Problem statement » Print each line of the listing once more, precisely as given.
═══ Exercise materials
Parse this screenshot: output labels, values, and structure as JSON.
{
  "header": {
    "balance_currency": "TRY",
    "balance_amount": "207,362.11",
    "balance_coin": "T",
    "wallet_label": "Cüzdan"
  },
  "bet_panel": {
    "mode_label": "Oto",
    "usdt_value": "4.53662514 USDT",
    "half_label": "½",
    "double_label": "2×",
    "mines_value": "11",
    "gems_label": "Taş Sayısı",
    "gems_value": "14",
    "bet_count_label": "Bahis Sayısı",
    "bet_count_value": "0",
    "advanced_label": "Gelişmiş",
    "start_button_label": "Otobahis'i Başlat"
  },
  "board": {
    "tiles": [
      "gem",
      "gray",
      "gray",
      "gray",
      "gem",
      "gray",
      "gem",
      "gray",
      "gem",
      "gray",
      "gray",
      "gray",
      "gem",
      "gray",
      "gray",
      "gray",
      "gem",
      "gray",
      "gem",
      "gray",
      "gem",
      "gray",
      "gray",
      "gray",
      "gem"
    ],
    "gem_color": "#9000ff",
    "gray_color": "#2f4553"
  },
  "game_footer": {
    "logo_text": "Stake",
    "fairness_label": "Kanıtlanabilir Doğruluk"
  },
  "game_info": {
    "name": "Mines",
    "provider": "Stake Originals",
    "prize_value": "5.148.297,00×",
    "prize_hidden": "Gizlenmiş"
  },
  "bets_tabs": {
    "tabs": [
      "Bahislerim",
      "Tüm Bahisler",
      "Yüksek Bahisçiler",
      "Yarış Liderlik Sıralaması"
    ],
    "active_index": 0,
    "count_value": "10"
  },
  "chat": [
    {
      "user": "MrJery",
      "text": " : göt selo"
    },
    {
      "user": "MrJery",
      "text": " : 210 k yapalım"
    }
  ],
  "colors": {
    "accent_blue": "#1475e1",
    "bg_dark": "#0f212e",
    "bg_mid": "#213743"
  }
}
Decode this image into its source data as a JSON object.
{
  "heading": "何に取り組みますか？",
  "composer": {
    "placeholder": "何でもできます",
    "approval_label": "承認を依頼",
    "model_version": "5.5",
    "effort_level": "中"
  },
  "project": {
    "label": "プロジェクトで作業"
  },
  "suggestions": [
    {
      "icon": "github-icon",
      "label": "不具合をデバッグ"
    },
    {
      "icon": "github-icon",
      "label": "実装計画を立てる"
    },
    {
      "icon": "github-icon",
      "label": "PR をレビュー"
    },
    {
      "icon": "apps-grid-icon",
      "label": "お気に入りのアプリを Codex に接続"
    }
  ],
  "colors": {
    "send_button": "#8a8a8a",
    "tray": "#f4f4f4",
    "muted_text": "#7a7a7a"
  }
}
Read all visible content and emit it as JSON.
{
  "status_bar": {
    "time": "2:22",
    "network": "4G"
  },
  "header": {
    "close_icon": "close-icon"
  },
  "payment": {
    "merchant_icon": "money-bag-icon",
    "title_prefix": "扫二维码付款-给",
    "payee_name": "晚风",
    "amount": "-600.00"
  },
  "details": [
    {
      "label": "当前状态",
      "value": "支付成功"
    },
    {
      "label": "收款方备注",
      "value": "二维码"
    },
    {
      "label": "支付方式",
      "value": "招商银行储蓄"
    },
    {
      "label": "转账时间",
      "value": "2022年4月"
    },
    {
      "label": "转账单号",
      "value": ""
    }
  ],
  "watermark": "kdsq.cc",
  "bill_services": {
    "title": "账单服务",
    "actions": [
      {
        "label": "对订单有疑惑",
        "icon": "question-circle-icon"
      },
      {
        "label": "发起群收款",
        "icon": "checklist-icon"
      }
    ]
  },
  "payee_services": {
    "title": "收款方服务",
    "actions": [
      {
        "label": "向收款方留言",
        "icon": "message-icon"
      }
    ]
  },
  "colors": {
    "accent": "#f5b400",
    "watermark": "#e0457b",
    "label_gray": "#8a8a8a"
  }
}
══════
Answer »
Parse this screenshot: output labels, values, and structure as JSON.
{
  "header": {
    "balance_currency": "TRY",
    "balance_amount": "207,362.11",
    "balance_coin": "T",
    "wallet_label": "Cüzdan"
  },
  "bet_panel": {
    "mode_label": "Oto",
    "usdt_value": "4.53662514 USDT",
    "half_label": "½",
    "double_label": "2×",
    "mines_value": "11",
    "gems_label": "Taş Sayısı",
    "gems_value": "14",
    "bet_count_label": "Bahis Sayısı",
    "bet_count_value": "0",
    "advanced_label": "Gelişmiş",
    "start_button_label": "Otobahis'i Başlat"
  },
  "board": {
    "tiles": [
      "gem",
      "gray",
      "gray",
      "gray",
      "gem",
      "gray",
      "gem",
      "gray",
      "gem",
      "gray",
      "gray",
      "gray",
      "gem",
      "gray",
      "gray",
      "gray",
      "gem",
      "gray",
      "gem",
      "gray",
      "gem",
      "gray",
      "gray",
      "gray",
      "gem"
    ],
    "gem_color": "#9000ff",
    "gray_color": "#2f4553"
  },
  "game_footer": {
    "logo_text": "Stake",
    "fairness_label": "Kanıtlanabilir Doğruluk"
  },
  "game_info": {
    "name": "Mines",
    "provider": "Stake Originals",
    "prize_value": "5.148.297,00×",
    "prize_hidden": "Gizlenmiş"
  },
  "bets_tabs": {
    "tabs": [
      "Bahislerim",
      "Tüm Bahisler",
      "Yüksek Bahisçiler",
      "Yarış Liderlik Sıralaması"
    ],
    "active_index": 0,
    "count_value": "10"
  },
  "chat": [
    {
      "user": "MrJery",
      "text": " : göt selo"
    },
    {
      "user": "MrJery",
      "text": " : 210 k yapalım"
    }
  ],
  "colors": {
    "accent_blue": "#1475e1",
    "bg_dark": "#0f212e",
    "bg_mid": "#213743"
  }
}
Decode this image into its source data as a JSON object.
{
  "heading": "何に取り組みますか？",
  "composer": {
    "placeholder": "何でもできます",
    "approval_label": "承認を依頼",
    "model_version": "5.5",
    "effort_level": "中"
  },
  "project": {
    "label": "プロジェクトで作業"
  },
  "suggestions": [
    {
      "icon": "github-icon",
      "label": "不具合をデバッグ"
    },
    {
      "icon": "github-icon",
      "label": "実装計画を立てる"
    },
    {
      "icon": "github-icon",
      "label": "PR をレビュー"
    },
    {
      "icon": "apps-grid-icon",
      "label": "お気に入りのアプリを Codex に接続"
    }
  ],
  "colors": {
    "send_button": "#8a8a8a",
    "tray": "#f4f4f4",
    "muted_text": "#7a7a7a"
  }
}
Read all visible content and emit it as JSON.
{
  "status_bar": {
    "time": "2:22",
    "network": "4G"
  },
  "header": {
    "close_icon": "close-icon"
  },
  "payment": {
    "merchant_icon": "money-bag-icon",
    "title_prefix": "扫二维码付款-给",
    "payee_name": "晚风",
    "amount": "-600.00"
  },
  "details": [
    {
      "label": "当前状态",
      "value": "支付成功"
    },
    {
      "label": "收款方备注",
      "value": "二维码"
    },
    {
      "label": "支付方式",
      "value": "招商银行储蓄"
    },
    {
      "label": "转账时间",
      "value": "2022年4月"
    },
    {
      "label": "转账单号",
      "value": ""
    }
  ],
  "watermark": "kdsq.cc",
  "bill_services": {
    "title": "账单服务",
    "actions": [
      {
        "label": "对订单有疑惑",
        "icon": "question-circle-icon"
      },
      {
        "label": "发起群收款",
        "icon": "checklist-icon"
      }
    ]
  },
  "payee_services": {
    "title": "收款方服务",
    "actions": [
      {
        "label": "向收款方留言",
        "icon": "message-icon"
      }
    ]
  },
  "colors": {
    "accent": "#f5b400",
    "watermark": "#e0457b",
    "label_gray": "#8a8a8a"
  }
}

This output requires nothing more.